= What you are asked to do =
Leave every picture out and write out the records below exactly.

(Records)
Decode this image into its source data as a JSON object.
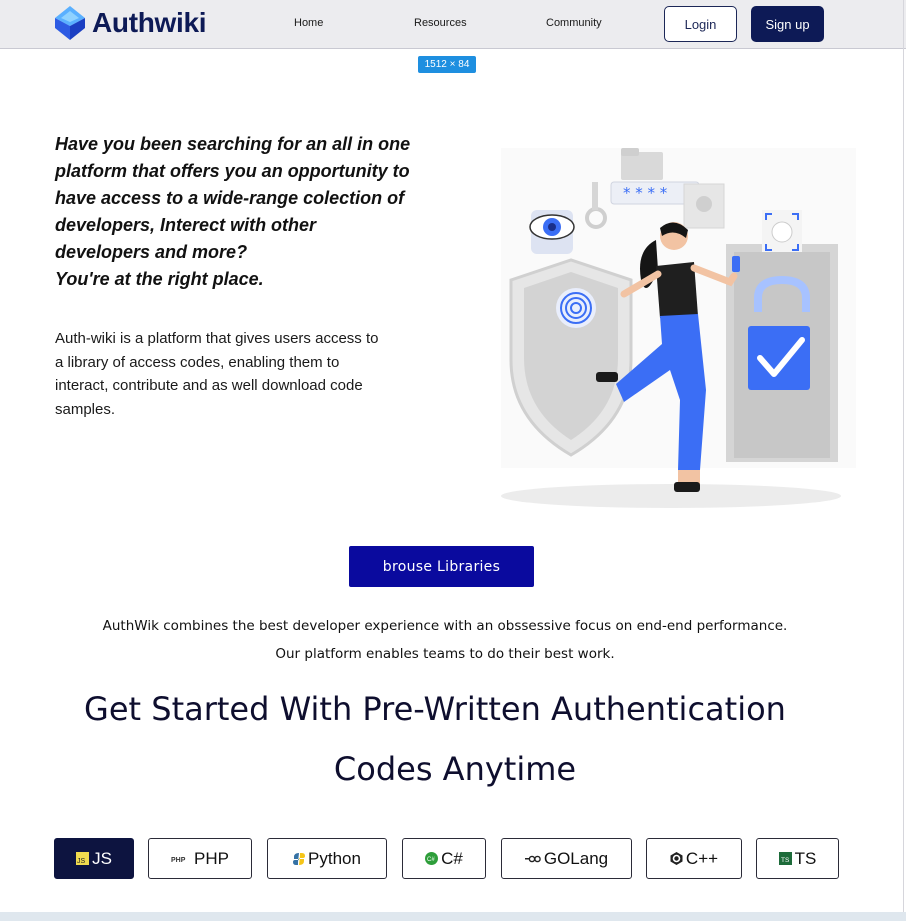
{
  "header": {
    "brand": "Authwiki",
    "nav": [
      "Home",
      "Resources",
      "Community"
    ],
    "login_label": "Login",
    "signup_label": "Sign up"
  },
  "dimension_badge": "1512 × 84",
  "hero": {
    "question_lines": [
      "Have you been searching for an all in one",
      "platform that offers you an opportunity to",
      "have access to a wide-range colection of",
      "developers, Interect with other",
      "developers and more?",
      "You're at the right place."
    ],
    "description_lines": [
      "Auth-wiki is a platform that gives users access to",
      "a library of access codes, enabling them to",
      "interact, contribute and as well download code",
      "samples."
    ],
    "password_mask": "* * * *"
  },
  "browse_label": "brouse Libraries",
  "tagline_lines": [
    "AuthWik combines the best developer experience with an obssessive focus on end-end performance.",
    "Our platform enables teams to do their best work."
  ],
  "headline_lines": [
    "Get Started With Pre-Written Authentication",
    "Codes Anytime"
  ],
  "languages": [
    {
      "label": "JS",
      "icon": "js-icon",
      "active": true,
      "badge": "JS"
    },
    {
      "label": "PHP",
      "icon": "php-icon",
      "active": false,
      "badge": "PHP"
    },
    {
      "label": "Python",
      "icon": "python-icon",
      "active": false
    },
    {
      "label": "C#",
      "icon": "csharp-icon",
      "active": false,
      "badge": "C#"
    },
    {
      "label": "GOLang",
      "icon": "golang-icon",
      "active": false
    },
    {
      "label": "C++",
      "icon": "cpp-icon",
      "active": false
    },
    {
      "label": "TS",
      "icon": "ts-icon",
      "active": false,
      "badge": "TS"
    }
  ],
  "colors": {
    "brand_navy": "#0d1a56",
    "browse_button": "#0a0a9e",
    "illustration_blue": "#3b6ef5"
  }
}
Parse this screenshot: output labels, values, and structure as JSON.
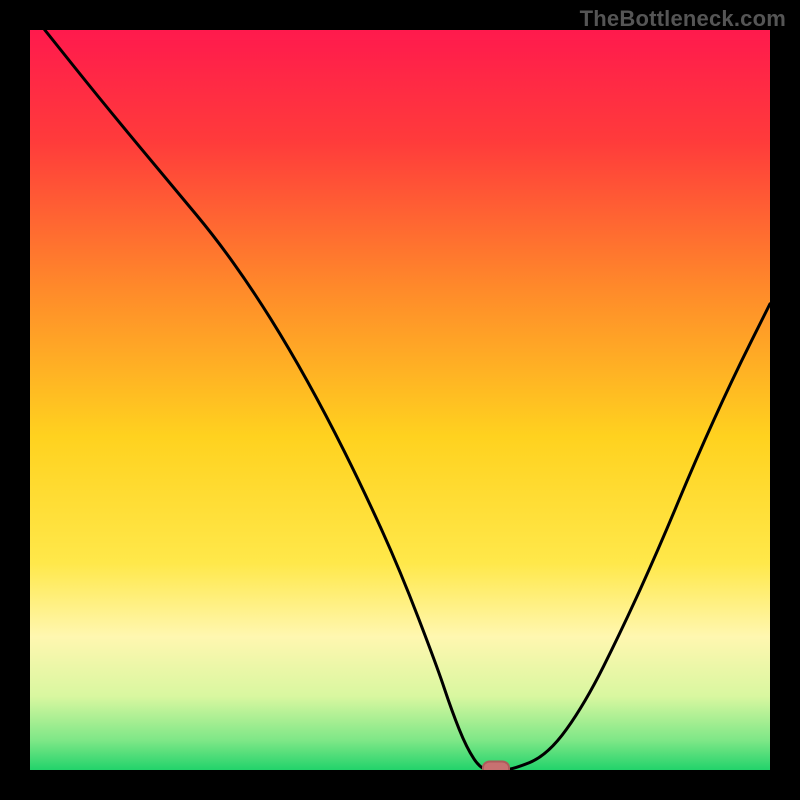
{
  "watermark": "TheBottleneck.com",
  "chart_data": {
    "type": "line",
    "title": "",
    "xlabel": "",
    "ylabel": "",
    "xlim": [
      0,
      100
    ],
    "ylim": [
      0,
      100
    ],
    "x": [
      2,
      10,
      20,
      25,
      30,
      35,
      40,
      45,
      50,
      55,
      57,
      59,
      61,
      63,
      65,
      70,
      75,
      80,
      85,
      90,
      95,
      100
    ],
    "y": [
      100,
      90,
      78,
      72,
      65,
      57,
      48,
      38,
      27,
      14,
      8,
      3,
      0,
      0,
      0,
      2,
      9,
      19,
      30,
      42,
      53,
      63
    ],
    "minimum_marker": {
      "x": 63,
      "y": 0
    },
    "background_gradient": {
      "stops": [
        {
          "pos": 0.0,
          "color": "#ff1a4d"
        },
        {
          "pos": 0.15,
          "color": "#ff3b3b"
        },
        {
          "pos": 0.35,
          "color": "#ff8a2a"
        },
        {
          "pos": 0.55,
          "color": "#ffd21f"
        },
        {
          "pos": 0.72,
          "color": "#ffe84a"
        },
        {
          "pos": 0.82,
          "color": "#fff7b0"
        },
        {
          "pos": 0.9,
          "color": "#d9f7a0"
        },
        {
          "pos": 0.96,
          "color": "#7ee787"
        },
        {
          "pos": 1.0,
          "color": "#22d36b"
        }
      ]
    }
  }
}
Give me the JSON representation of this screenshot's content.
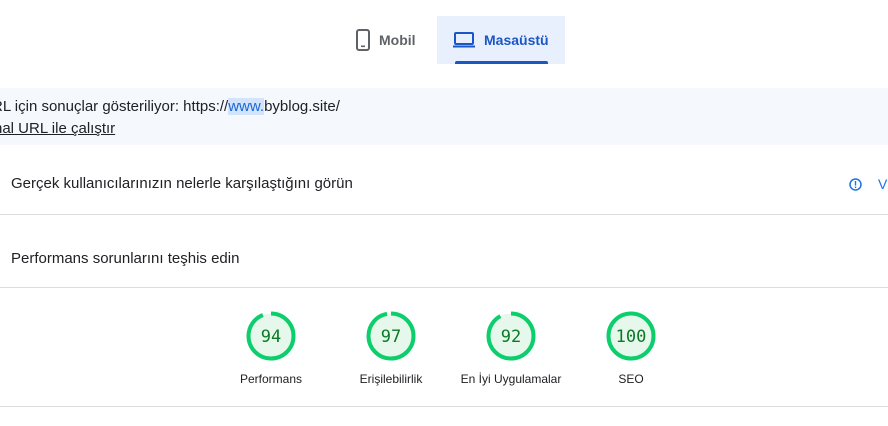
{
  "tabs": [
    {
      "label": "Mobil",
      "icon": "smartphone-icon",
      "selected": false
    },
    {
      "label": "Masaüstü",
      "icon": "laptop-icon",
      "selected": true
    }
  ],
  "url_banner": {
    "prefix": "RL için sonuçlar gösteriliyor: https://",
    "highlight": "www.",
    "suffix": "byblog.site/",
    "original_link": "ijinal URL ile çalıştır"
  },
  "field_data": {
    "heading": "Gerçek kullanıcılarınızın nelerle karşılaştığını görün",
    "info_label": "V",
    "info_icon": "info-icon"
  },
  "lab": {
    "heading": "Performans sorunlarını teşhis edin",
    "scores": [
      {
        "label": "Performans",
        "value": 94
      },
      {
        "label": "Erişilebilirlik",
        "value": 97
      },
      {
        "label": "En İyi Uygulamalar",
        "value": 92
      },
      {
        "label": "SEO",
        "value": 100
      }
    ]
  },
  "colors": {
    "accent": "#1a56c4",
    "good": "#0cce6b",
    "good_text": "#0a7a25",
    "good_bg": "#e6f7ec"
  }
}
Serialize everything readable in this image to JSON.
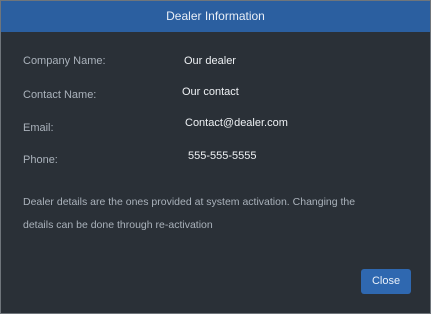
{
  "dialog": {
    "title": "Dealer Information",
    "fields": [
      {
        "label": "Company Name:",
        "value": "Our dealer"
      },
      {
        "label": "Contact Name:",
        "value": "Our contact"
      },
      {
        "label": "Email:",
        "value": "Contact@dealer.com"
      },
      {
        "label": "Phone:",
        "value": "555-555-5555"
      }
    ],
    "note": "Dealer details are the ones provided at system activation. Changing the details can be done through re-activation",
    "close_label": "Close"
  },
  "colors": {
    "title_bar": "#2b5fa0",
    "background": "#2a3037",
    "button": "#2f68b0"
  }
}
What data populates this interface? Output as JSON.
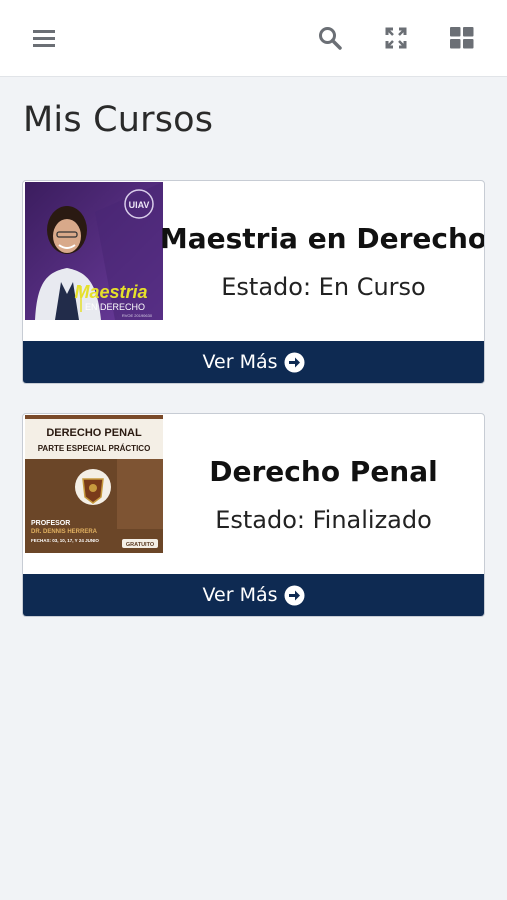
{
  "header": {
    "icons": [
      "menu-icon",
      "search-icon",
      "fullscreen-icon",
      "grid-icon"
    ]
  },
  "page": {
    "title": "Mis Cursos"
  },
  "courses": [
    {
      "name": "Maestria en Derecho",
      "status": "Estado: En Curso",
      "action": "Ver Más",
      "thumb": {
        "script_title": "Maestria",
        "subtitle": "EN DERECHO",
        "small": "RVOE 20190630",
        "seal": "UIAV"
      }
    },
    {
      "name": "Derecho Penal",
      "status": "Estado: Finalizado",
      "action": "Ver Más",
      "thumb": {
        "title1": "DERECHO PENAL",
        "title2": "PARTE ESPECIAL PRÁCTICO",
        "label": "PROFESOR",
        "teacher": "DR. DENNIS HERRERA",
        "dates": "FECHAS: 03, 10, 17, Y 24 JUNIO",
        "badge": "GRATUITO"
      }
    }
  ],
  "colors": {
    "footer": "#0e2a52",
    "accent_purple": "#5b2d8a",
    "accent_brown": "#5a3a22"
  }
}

= Answer in full =
Decode this image into its source data as a JSON object.
{
  "header": {
    "brand": "Authwiki",
    "nav": [
      "Home",
      "Resources",
      "Community"
    ],
    "login_label": "Login",
    "signup_label": "Sign up"
  },
  "dimension_badge": "1512 × 84",
  "hero": {
    "question_lines": [
      "Have you been searching for an all in one",
      "platform that offers you an opportunity to",
      "have access to a wide-range colection of",
      "developers, Interect with other",
      "developers and more?",
      "You're at the right place."
    ],
    "description_lines": [
      "Auth-wiki is a platform that gives users access to",
      "a library of access codes, enabling them to",
      "interact, contribute and as well download code",
      "samples."
    ],
    "password_mask": "* * * *"
  },
  "browse_label": "brouse Libraries",
  "tagline_lines": [
    "AuthWik combines the best developer experience with an obssessive focus on end-end performance.",
    "Our platform enables teams to do their best work."
  ],
  "headline_lines": [
    "Get Started With Pre-Written Authentication",
    "Codes Anytime"
  ],
  "languages": [
    {
      "label": "JS",
      "icon": "js-icon",
      "active": true,
      "badge": "JS"
    },
    {
      "label": "PHP",
      "icon": "php-icon",
      "active": false,
      "badge": "PHP"
    },
    {
      "label": "Python",
      "icon": "python-icon",
      "active": false
    },
    {
      "label": "C#",
      "icon": "csharp-icon",
      "active": false,
      "badge": "C#"
    },
    {
      "label": "GOLang",
      "icon": "golang-icon",
      "active": false
    },
    {
      "label": "C++",
      "icon": "cpp-icon",
      "active": false
    },
    {
      "label": "TS",
      "icon": "ts-icon",
      "active": false,
      "badge": "TS"
    }
  ],
  "colors": {
    "brand_navy": "#0d1a56",
    "browse_button": "#0a0a9e",
    "illustration_blue": "#3b6ef5"
  }
}
Parse this screenshot: output labels, values, and structure as JSON.
{
  "watermark": "TheBottleneck.com",
  "chart_data": {
    "type": "line",
    "title": "",
    "xlabel": "",
    "ylabel": "",
    "xlim": [
      0,
      100
    ],
    "ylim": [
      0,
      100
    ],
    "x": [
      2,
      10,
      20,
      25,
      30,
      35,
      40,
      45,
      50,
      55,
      57,
      59,
      61,
      63,
      65,
      70,
      75,
      80,
      85,
      90,
      95,
      100
    ],
    "y": [
      100,
      90,
      78,
      72,
      65,
      57,
      48,
      38,
      27,
      14,
      8,
      3,
      0,
      0,
      0,
      2,
      9,
      19,
      30,
      42,
      53,
      63
    ],
    "minimum_marker": {
      "x": 63,
      "y": 0
    },
    "background_gradient": {
      "stops": [
        {
          "pos": 0.0,
          "color": "#ff1a4d"
        },
        {
          "pos": 0.15,
          "color": "#ff3b3b"
        },
        {
          "pos": 0.35,
          "color": "#ff8a2a"
        },
        {
          "pos": 0.55,
          "color": "#ffd21f"
        },
        {
          "pos": 0.72,
          "color": "#ffe84a"
        },
        {
          "pos": 0.82,
          "color": "#fff7b0"
        },
        {
          "pos": 0.9,
          "color": "#d9f7a0"
        },
        {
          "pos": 0.96,
          "color": "#7ee787"
        },
        {
          "pos": 1.0,
          "color": "#22d36b"
        }
      ]
    }
  }
}
Give me the JSON representation of this screenshot's content.
{
  "tabs": [
    {
      "label": "Mobil",
      "icon": "smartphone-icon",
      "selected": false
    },
    {
      "label": "Masaüstü",
      "icon": "laptop-icon",
      "selected": true
    }
  ],
  "url_banner": {
    "prefix": "RL için sonuçlar gösteriliyor: https://",
    "highlight": "www.",
    "suffix": "byblog.site/",
    "original_link": "ijinal URL ile çalıştır"
  },
  "field_data": {
    "heading": "Gerçek kullanıcılarınızın nelerle karşılaştığını görün",
    "info_label": "V",
    "info_icon": "info-icon"
  },
  "lab": {
    "heading": "Performans sorunlarını teşhis edin",
    "scores": [
      {
        "label": "Performans",
        "value": 94
      },
      {
        "label": "Erişilebilirlik",
        "value": 97
      },
      {
        "label": "En İyi Uygulamalar",
        "value": 92
      },
      {
        "label": "SEO",
        "value": 100
      }
    ]
  },
  "colors": {
    "accent": "#1a56c4",
    "good": "#0cce6b",
    "good_text": "#0a7a25",
    "good_bg": "#e6f7ec"
  }
}
Serialize everything readable in this image to JSON.
{
  "dialog": {
    "title": "Dealer Information",
    "fields": [
      {
        "label": "Company Name:",
        "value": "Our dealer"
      },
      {
        "label": "Contact Name:",
        "value": "Our contact"
      },
      {
        "label": "Email:",
        "value": "Contact@dealer.com"
      },
      {
        "label": "Phone:",
        "value": "555-555-5555"
      }
    ],
    "note": "Dealer details are the ones provided at system activation. Changing the details can be done through re-activation",
    "close_label": "Close"
  },
  "colors": {
    "title_bar": "#2b5fa0",
    "background": "#2a3037",
    "button": "#2f68b0"
  }
}
What data populates this interface? Output as JSON.
{
  "header": {
    "icons": [
      "menu-icon",
      "search-icon",
      "fullscreen-icon",
      "grid-icon"
    ]
  },
  "page": {
    "title": "Mis Cursos"
  },
  "courses": [
    {
      "name": "Maestria en Derecho",
      "status": "Estado: En Curso",
      "action": "Ver Más",
      "thumb": {
        "script_title": "Maestria",
        "subtitle": "EN DERECHO",
        "small": "RVOE 20190630",
        "seal": "UIAV"
      }
    },
    {
      "name": "Derecho Penal",
      "status": "Estado: Finalizado",
      "action": "Ver Más",
      "thumb": {
        "title1": "DERECHO PENAL",
        "title2": "PARTE ESPECIAL PRÁCTICO",
        "label": "PROFESOR",
        "teacher": "DR. DENNIS HERRERA",
        "dates": "FECHAS: 03, 10, 17, Y 24 JUNIO",
        "badge": "GRATUITO"
      }
    }
  ],
  "colors": {
    "footer": "#0e2a52",
    "accent_purple": "#5b2d8a",
    "accent_brown": "#5a3a22"
  }
}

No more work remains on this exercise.